## RECORD LIST
## Begin
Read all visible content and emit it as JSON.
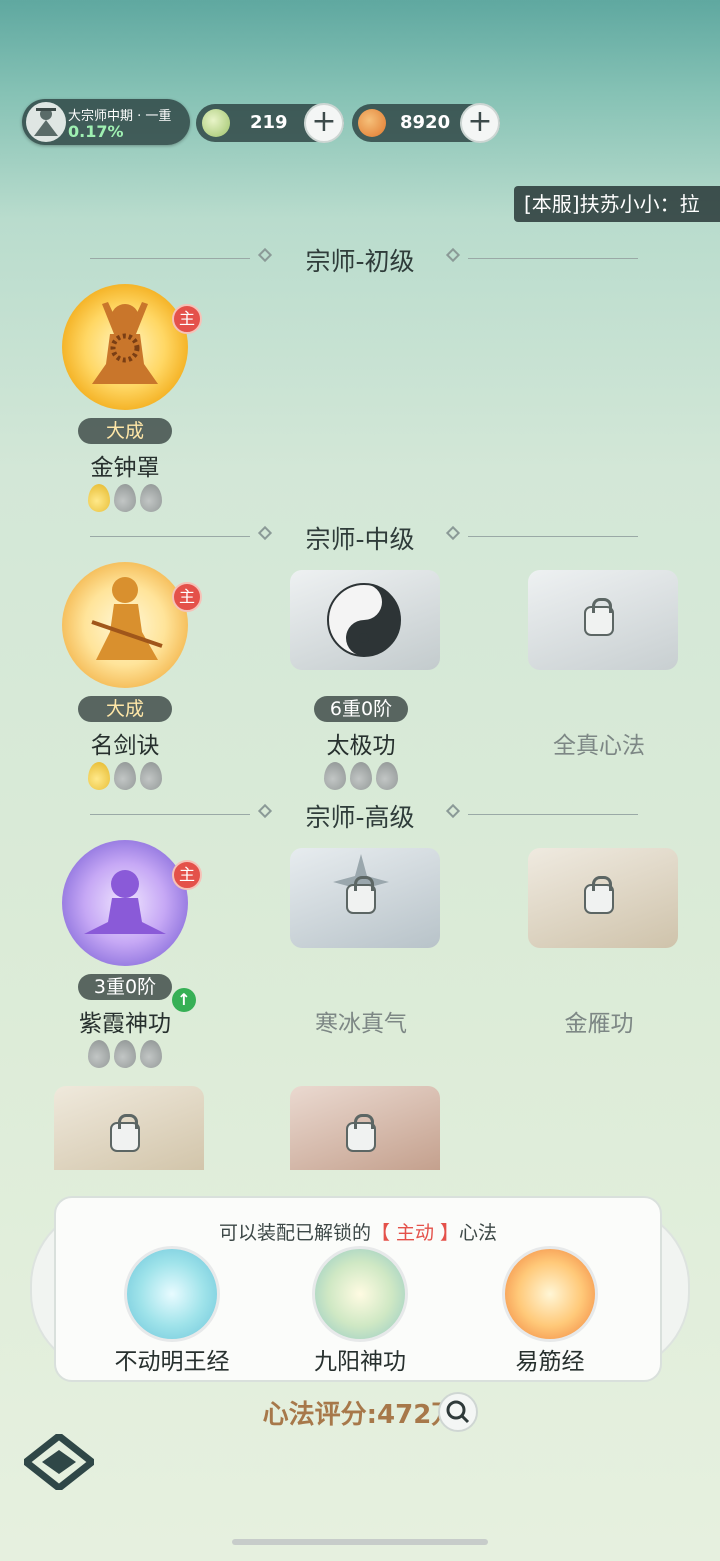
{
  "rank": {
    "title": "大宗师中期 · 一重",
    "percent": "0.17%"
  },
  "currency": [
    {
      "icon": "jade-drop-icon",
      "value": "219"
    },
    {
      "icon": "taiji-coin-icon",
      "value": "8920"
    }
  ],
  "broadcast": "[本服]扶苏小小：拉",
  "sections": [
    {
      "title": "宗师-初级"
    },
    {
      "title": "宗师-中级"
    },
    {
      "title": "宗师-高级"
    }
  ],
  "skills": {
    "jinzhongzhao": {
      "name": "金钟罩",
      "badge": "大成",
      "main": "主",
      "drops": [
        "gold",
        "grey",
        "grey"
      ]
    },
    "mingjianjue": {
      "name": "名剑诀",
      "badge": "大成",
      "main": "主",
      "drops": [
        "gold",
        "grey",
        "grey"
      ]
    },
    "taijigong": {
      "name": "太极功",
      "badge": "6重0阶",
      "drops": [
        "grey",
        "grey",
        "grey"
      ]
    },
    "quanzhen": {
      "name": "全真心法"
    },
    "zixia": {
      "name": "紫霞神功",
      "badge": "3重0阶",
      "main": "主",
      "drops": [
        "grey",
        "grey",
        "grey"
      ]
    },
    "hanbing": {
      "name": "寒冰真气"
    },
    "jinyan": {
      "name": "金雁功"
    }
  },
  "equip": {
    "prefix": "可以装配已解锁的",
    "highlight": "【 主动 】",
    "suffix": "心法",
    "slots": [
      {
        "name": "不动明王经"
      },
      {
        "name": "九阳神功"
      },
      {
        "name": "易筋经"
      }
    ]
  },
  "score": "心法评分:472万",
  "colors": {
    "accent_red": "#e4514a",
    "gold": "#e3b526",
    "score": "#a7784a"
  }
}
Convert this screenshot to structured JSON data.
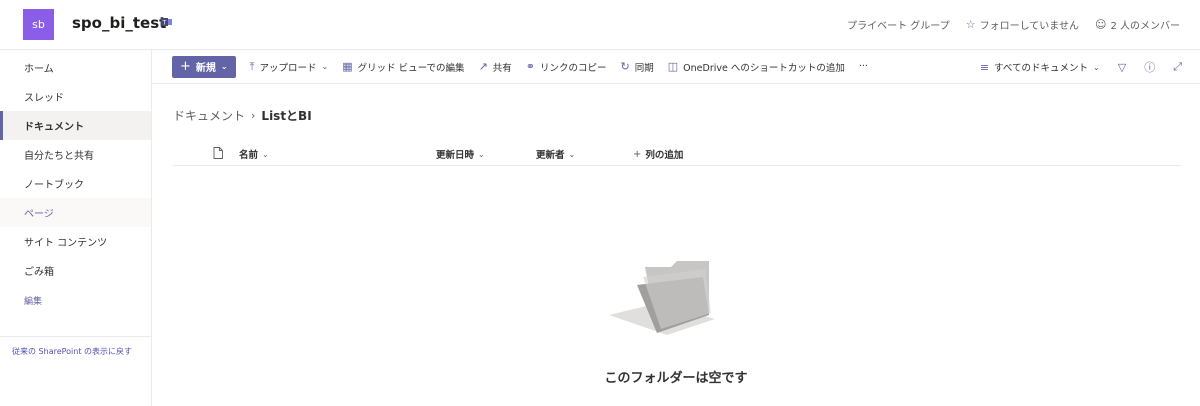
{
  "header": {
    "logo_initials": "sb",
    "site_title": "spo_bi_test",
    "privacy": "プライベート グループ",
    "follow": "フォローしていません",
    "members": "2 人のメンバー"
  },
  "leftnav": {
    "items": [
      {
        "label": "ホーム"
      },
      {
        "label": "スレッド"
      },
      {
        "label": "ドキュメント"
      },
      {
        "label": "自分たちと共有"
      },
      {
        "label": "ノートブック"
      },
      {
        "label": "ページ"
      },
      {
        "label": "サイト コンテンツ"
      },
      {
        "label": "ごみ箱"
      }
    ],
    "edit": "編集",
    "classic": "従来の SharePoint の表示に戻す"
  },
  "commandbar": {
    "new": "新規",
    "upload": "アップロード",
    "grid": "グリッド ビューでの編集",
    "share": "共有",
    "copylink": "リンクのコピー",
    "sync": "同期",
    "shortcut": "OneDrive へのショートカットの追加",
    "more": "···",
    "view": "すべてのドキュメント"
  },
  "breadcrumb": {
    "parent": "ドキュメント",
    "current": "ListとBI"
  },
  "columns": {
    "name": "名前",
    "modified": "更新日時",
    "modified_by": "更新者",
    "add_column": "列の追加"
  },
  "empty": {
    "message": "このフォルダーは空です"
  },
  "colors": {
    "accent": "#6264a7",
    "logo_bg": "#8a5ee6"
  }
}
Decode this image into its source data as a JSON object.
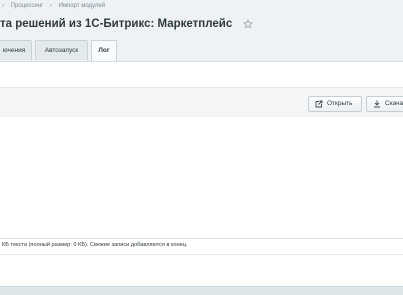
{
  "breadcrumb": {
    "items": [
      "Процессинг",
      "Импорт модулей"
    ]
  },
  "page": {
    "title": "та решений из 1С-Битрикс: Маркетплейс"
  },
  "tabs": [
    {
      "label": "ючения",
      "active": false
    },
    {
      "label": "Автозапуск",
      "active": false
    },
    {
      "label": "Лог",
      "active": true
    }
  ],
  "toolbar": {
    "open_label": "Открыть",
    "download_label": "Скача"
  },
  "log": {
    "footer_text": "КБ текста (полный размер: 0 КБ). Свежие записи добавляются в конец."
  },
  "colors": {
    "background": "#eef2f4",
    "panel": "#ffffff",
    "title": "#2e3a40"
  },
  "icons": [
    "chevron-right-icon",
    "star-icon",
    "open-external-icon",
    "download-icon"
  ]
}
## End
## WHAT NEEDS TO BE DONE
Set every line down exactly as written, leaving each picture out.

## EXPECTED ANSWER
Read all visible content and emit it as JSON.
{
  "rank": {
    "title": "大宗师中期 · 一重",
    "percent": "0.17%"
  },
  "currency": [
    {
      "icon": "jade-drop-icon",
      "value": "219"
    },
    {
      "icon": "taiji-coin-icon",
      "value": "8920"
    }
  ],
  "broadcast": "[本服]扶苏小小：拉",
  "sections": [
    {
      "title": "宗师-初级"
    },
    {
      "title": "宗师-中级"
    },
    {
      "title": "宗师-高级"
    }
  ],
  "skills": {
    "jinzhongzhao": {
      "name": "金钟罩",
      "badge": "大成",
      "main": "主",
      "drops": [
        "gold",
        "grey",
        "grey"
      ]
    },
    "mingjianjue": {
      "name": "名剑诀",
      "badge": "大成",
      "main": "主",
      "drops": [
        "gold",
        "grey",
        "grey"
      ]
    },
    "taijigong": {
      "name": "太极功",
      "badge": "6重0阶",
      "drops": [
        "grey",
        "grey",
        "grey"
      ]
    },
    "quanzhen": {
      "name": "全真心法"
    },
    "zixia": {
      "name": "紫霞神功",
      "badge": "3重0阶",
      "main": "主",
      "drops": [
        "grey",
        "grey",
        "grey"
      ]
    },
    "hanbing": {
      "name": "寒冰真气"
    },
    "jinyan": {
      "name": "金雁功"
    }
  },
  "equip": {
    "prefix": "可以装配已解锁的",
    "highlight": "【 主动 】",
    "suffix": "心法",
    "slots": [
      {
        "name": "不动明王经"
      },
      {
        "name": "九阳神功"
      },
      {
        "name": "易筋经"
      }
    ]
  },
  "score": "心法评分:472万",
  "colors": {
    "accent_red": "#e4514a",
    "gold": "#e3b526",
    "score": "#a7784a"
  }
}
Convert this screenshot to structured JSON data.
{
  "header": {
    "logo_initials": "sb",
    "site_title": "spo_bi_test",
    "privacy": "プライベート グループ",
    "follow": "フォローしていません",
    "members": "2 人のメンバー"
  },
  "leftnav": {
    "items": [
      {
        "label": "ホーム"
      },
      {
        "label": "スレッド"
      },
      {
        "label": "ドキュメント"
      },
      {
        "label": "自分たちと共有"
      },
      {
        "label": "ノートブック"
      },
      {
        "label": "ページ"
      },
      {
        "label": "サイト コンテンツ"
      },
      {
        "label": "ごみ箱"
      }
    ],
    "edit": "編集",
    "classic": "従来の SharePoint の表示に戻す"
  },
  "commandbar": {
    "new": "新規",
    "upload": "アップロード",
    "grid": "グリッド ビューでの編集",
    "share": "共有",
    "copylink": "リンクのコピー",
    "sync": "同期",
    "shortcut": "OneDrive へのショートカットの追加",
    "more": "···",
    "view": "すべてのドキュメント"
  },
  "breadcrumb": {
    "parent": "ドキュメント",
    "current": "ListとBI"
  },
  "columns": {
    "name": "名前",
    "modified": "更新日時",
    "modified_by": "更新者",
    "add_column": "列の追加"
  },
  "empty": {
    "message": "このフォルダーは空です"
  },
  "colors": {
    "accent": "#6264a7",
    "logo_bg": "#8a5ee6"
  }
}
Decode this image into its source data as a JSON object.
{
  "breadcrumb": {
    "items": [
      "Процессинг",
      "Импорт модулей"
    ]
  },
  "page": {
    "title": "та решений из 1С-Битрикс: Маркетплейс"
  },
  "tabs": [
    {
      "label": "ючения",
      "active": false
    },
    {
      "label": "Автозапуск",
      "active": false
    },
    {
      "label": "Лог",
      "active": true
    }
  ],
  "toolbar": {
    "open_label": "Открыть",
    "download_label": "Скача"
  },
  "log": {
    "footer_text": "КБ текста (полный размер: 0 КБ). Свежие записи добавляются в конец."
  },
  "colors": {
    "background": "#eef2f4",
    "panel": "#ffffff",
    "title": "#2e3a40"
  },
  "icons": [
    "chevron-right-icon",
    "star-icon",
    "open-external-icon",
    "download-icon"
  ]
}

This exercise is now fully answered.